** Objective **
Filter out everything except lines holding "this".

━━ Data supplied ━━

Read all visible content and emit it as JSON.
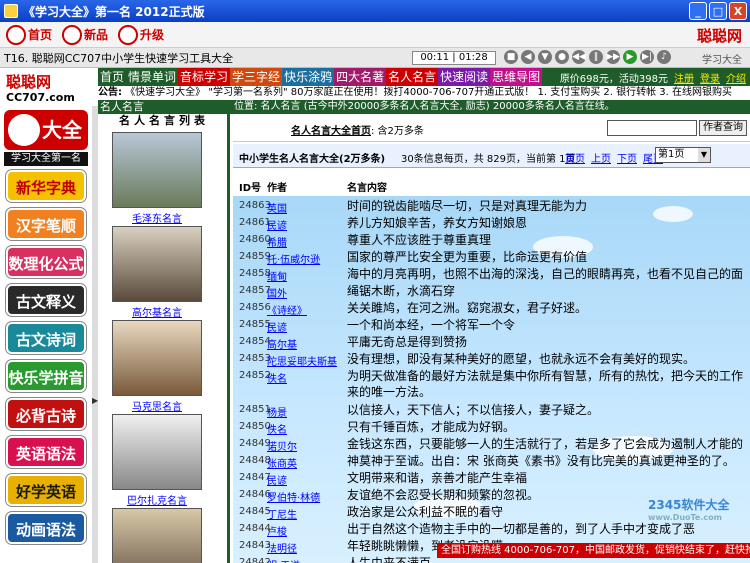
{
  "window": {
    "title": "《学习大全》第一名  2012正式版",
    "buttons": [
      "_",
      "□",
      "X"
    ]
  },
  "top_toolbar": {
    "items": [
      "首页",
      "新品",
      "升级"
    ],
    "brand": "聪聪网"
  },
  "media_bar": {
    "track": "T16. 聪聪网CC707中小学生快速学习工具大全",
    "time": "00:11 | 01:28",
    "right_text": "学习大全"
  },
  "logo": {
    "main": "聪聪网",
    "sub": "CC707.com"
  },
  "menu": {
    "items": [
      "首页",
      "情景单词",
      "音标学习",
      "学三字经",
      "快乐涂鸦",
      "四大名著",
      "名人名言",
      "快速阅读",
      "思维导图"
    ],
    "price_text": "原价698元，活动398元",
    "links": [
      "注册",
      "登录",
      "介绍"
    ]
  },
  "notice": {
    "label": "公告:",
    "text": "《快速学习大全》 \"学习第一名系列\" 80万家庭正在使用！拨打4000-706-707开通正式版！  1. 支付宝购买 2. 银行转帐 3. 在线网银购买"
  },
  "left_nav": {
    "brand": "大全",
    "subtitle": "学习大全第一名",
    "buttons": [
      {
        "label": "新华字典",
        "bg": "#f5c000",
        "fg": "#c00000"
      },
      {
        "label": "汉字笔顺",
        "bg": "#f08020",
        "fg": "#ffffff"
      },
      {
        "label": "数理化公式",
        "bg": "#d83060",
        "fg": "#ffffff"
      },
      {
        "label": "古文释义",
        "bg": "#2a2a2a",
        "fg": "#ffffff"
      },
      {
        "label": "古文诗词",
        "bg": "#1a8a9a",
        "fg": "#ffffff"
      },
      {
        "label": "快乐学拼音",
        "bg": "#2a9a30",
        "fg": "#ffffff"
      },
      {
        "label": "必背古诗",
        "bg": "#c01010",
        "fg": "#ffffff"
      },
      {
        "label": "英语语法",
        "bg": "#d81050",
        "fg": "#ffffff"
      },
      {
        "label": "好学英语",
        "bg": "#e8b000",
        "fg": "#1a1a1a"
      },
      {
        "label": "动画语法",
        "bg": "#1a5aa0",
        "fg": "#ffffff"
      }
    ]
  },
  "portraits": {
    "panel_title": "名人名言",
    "list_title": "名人名言列表",
    "people": [
      "毛泽东名言",
      "高尔基名言",
      "马克思名言",
      "巴尔扎克名言"
    ]
  },
  "top_strip": "位置: 名人名言  (古今中外20000多条名人名言大全, 励志)       20000多条名人名言在线。",
  "search": {
    "prefix": "名人名言大全首页",
    "suffix": ": 含2万多条",
    "button": "作者查询"
  },
  "info": {
    "title": "中小学生名人名言大全(2万多条)",
    "stats": "30条信息每页，共 829页，当前第 1页",
    "links": [
      "首页",
      "上页",
      "下页",
      "尾页"
    ],
    "page_select": "第1页"
  },
  "table": {
    "headers": [
      "ID号",
      "作者",
      "名言内容"
    ],
    "rows": [
      {
        "id": "24863",
        "author": "英国",
        "quote": "时间的锐齿能啮尽一切，只是对真理无能为力"
      },
      {
        "id": "24861",
        "author": "民谚",
        "quote": "养儿方知娘辛苦，养女方知谢娘恩"
      },
      {
        "id": "24860",
        "author": "希腊",
        "quote": "尊重人不应该胜于尊重真理"
      },
      {
        "id": "24859",
        "author": "托·伍威尔逊",
        "quote": "国家的尊严比安全更为重要，比命运更有价值"
      },
      {
        "id": "24858",
        "author": "缅甸",
        "quote": "海中的月亮再明，也照不出海的深浅，自己的眼睛再亮，也看不见自己的面"
      },
      {
        "id": "24857",
        "author": "国外",
        "quote": "绳锯木断，水滴石穿"
      },
      {
        "id": "24856",
        "author": "《诗经》",
        "quote": "关关雎鸠，在河之洲。窈窕淑女，君子好逑。"
      },
      {
        "id": "24855",
        "author": "民谚",
        "quote": "一个和尚本经，一个将军一个令"
      },
      {
        "id": "24854",
        "author": "高尔基",
        "quote": "平庸无奇总是得到赞扬"
      },
      {
        "id": "24853",
        "author": "陀思妥耶夫斯基",
        "quote": "没有理想，即没有某种美好的愿望，也就永远不会有美好的现实。"
      },
      {
        "id": "24852",
        "author": "佚名",
        "quote": "为明天做准备的最好方法就是集中你所有智慧，所有的热忱，把今天的工作来的唯一方法。"
      },
      {
        "id": "24851",
        "author": "杨景",
        "quote": "以信接人，天下信人；不以信接人，妻子疑之。"
      },
      {
        "id": "24850",
        "author": "佚名",
        "quote": "只有千锤百炼，才能成为好钢。"
      },
      {
        "id": "24849",
        "author": "诺贝尔",
        "quote": "金钱这东西，只要能够一人的生活就行了，若是多了它会成为遏制人才能的"
      },
      {
        "id": "24848",
        "author": "张商英",
        "quote": "神莫神于至诚。出自：宋 张商英《素书》没有比完美的真诚更神圣的了。"
      },
      {
        "id": "24847",
        "author": "民谚",
        "quote": "文明带来和谐，亲善才能产生幸福"
      },
      {
        "id": "24846",
        "author": "罗伯特·林德",
        "quote": "友谊绝不会忍受长期和频繁的忽视。"
      },
      {
        "id": "24845",
        "author": "丁尼生",
        "quote": "政治家是公众利益不眠的看守"
      },
      {
        "id": "24844",
        "author": "卢梭",
        "quote": "出于自然这个造物主手中的一切都是善的，到了人手中才变成了恶"
      },
      {
        "id": "24843",
        "author": "法明径",
        "quote": "年轻眺眺懒懒，到老没房没瞒"
      },
      {
        "id": "24842",
        "author": "明·于谦",
        "quote": "人生由来不满百，"
      }
    ]
  },
  "footer_ticker": "全国订购热线 4000-706-707，中国邮政发货，促销快结束了，赶快抢购吧！",
  "watermark": {
    "main": "2345软件大全",
    "sub": "www.DuoTe.com"
  }
}
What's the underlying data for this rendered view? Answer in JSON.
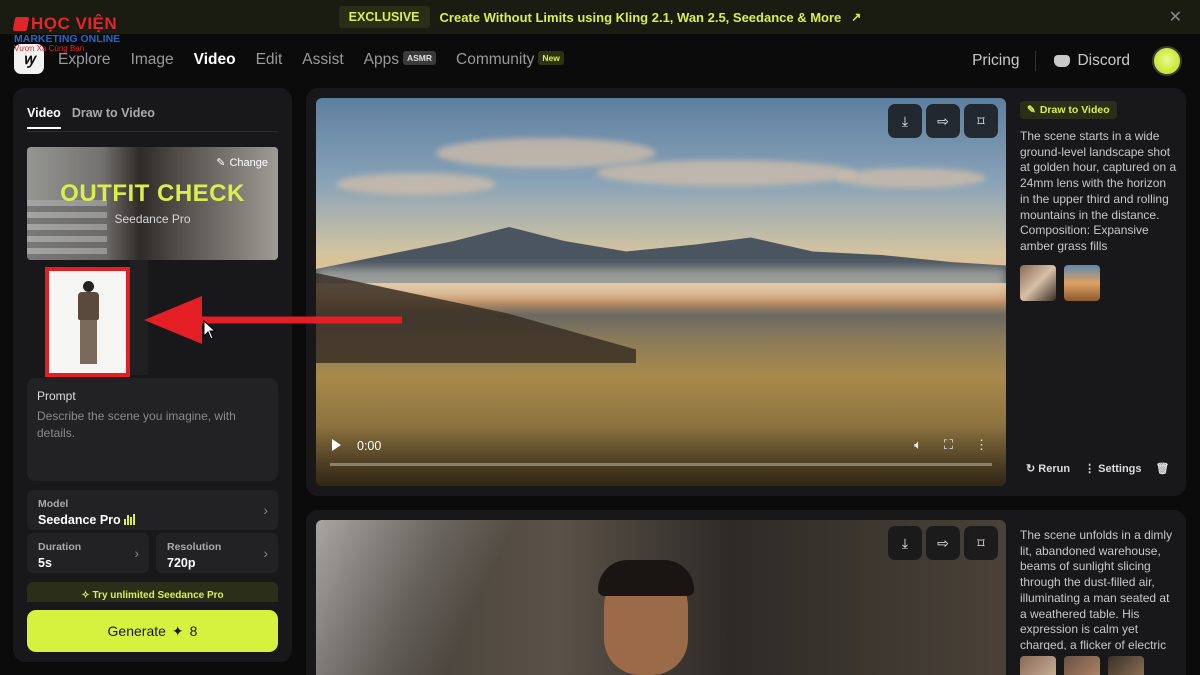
{
  "banner": {
    "pill": "EXCLUSIVE",
    "message": "Create Without Limits using Kling 2.1, Wan 2.5, Seedance & More",
    "arrow": "↗",
    "close": "✕"
  },
  "watermark": {
    "line1": "HỌC VIỆN",
    "line2": "MARKETING ONLINE",
    "line3": "Vươn Xa Cùng Bạn"
  },
  "nav": {
    "logo": "ꝡ",
    "links": [
      "Explore",
      "Image",
      "Video",
      "Edit",
      "Assist",
      "Apps",
      "Community"
    ],
    "active": "Video",
    "apps_badge": "ASMR",
    "community_badge": "New",
    "pricing": "Pricing",
    "discord": "Discord"
  },
  "left": {
    "tabs": [
      "Video",
      "Draw to Video"
    ],
    "thumb_title": "OUTFIT CHECK",
    "thumb_sub": "Seedance Pro",
    "change": "Change",
    "prompt_label": "Prompt",
    "prompt_placeholder": "Describe the scene you imagine, with details.",
    "model_label": "Model",
    "model_value": "Seedance Pro",
    "duration_label": "Duration",
    "duration_value": "5s",
    "resolution_label": "Resolution",
    "resolution_value": "720p",
    "promo": "Try unlimited Seedance Pro",
    "generate_label": "Generate",
    "generate_cost": "8"
  },
  "results": [
    {
      "tag": "Draw to Video",
      "time": "0:00",
      "description": "The scene starts in a wide ground-level landscape shot at golden hour, captured on a 24mm lens with the horizon in the upper third and rolling mountains in the distance. Composition: Expansive amber grass fills",
      "rerun": "Rerun",
      "settings": "Settings"
    },
    {
      "description": "The scene unfolds in a dimly lit, abandoned warehouse, beams of sunlight slicing through the dust-filled air, illuminating a man seated at a weathered table. His expression is calm yet charged, a flicker of electric"
    }
  ],
  "colors": {
    "accent": "#d6f23f",
    "annotation": "#e41e25",
    "panel": "#18181a"
  }
}
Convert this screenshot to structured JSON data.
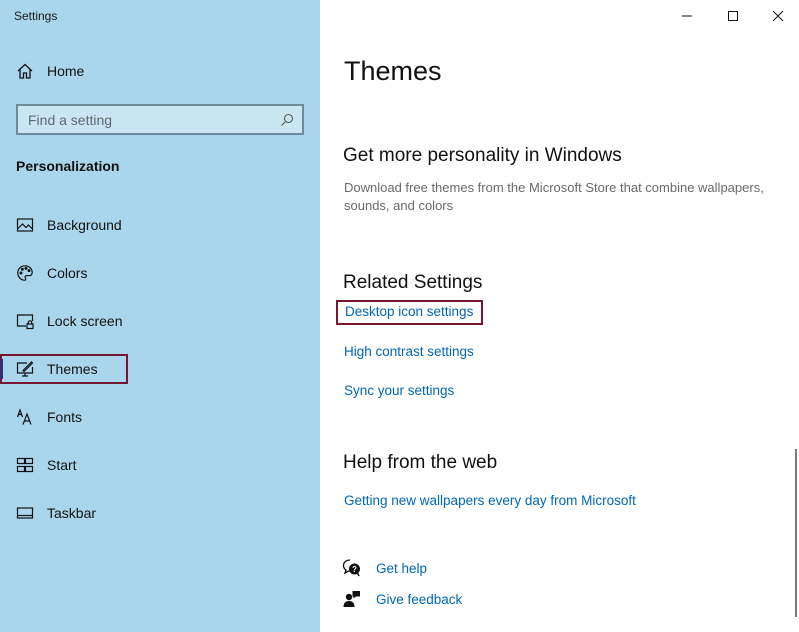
{
  "window": {
    "title": "Settings",
    "controls": {
      "minimize": "minimize-icon",
      "maximize": "maximize-icon",
      "close": "close-icon"
    }
  },
  "sidebar": {
    "home_label": "Home",
    "home_icon": "home-icon",
    "search_placeholder": "Find a setting",
    "search_value": "",
    "search_icon": "search-icon",
    "section_title": "Personalization",
    "items": [
      {
        "label": "Background",
        "icon": "picture-icon",
        "selected": false
      },
      {
        "label": "Colors",
        "icon": "palette-icon",
        "selected": false
      },
      {
        "label": "Lock screen",
        "icon": "lock-screen-icon",
        "selected": false
      },
      {
        "label": "Themes",
        "icon": "themes-brush-icon",
        "selected": true
      },
      {
        "label": "Fonts",
        "icon": "fonts-icon",
        "selected": false
      },
      {
        "label": "Start",
        "icon": "start-tiles-icon",
        "selected": false
      },
      {
        "label": "Taskbar",
        "icon": "taskbar-icon",
        "selected": false
      }
    ]
  },
  "main": {
    "title": "Themes",
    "personality": {
      "heading": "Get more personality in Windows",
      "description": "Download free themes from the Microsoft Store that combine wallpapers, sounds, and colors"
    },
    "related": {
      "heading": "Related Settings",
      "links": [
        "Desktop icon settings",
        "High contrast settings",
        "Sync your settings"
      ],
      "highlighted": "Desktop icon settings"
    },
    "web_help": {
      "heading": "Help from the web",
      "links": [
        "Getting new wallpapers every day from Microsoft"
      ]
    },
    "support": [
      {
        "label": "Get help",
        "icon": "get-help-icon"
      },
      {
        "label": "Give feedback",
        "icon": "feedback-icon"
      }
    ]
  },
  "colors": {
    "sidebar_bg": "#a9d6ec",
    "link": "#0067b8",
    "highlight_border": "#7a1530"
  }
}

━━━

** Result of the exercise **
What's the underlying data for this rendered view? Answer in JSON.
Convert this screenshot to structured JSON data.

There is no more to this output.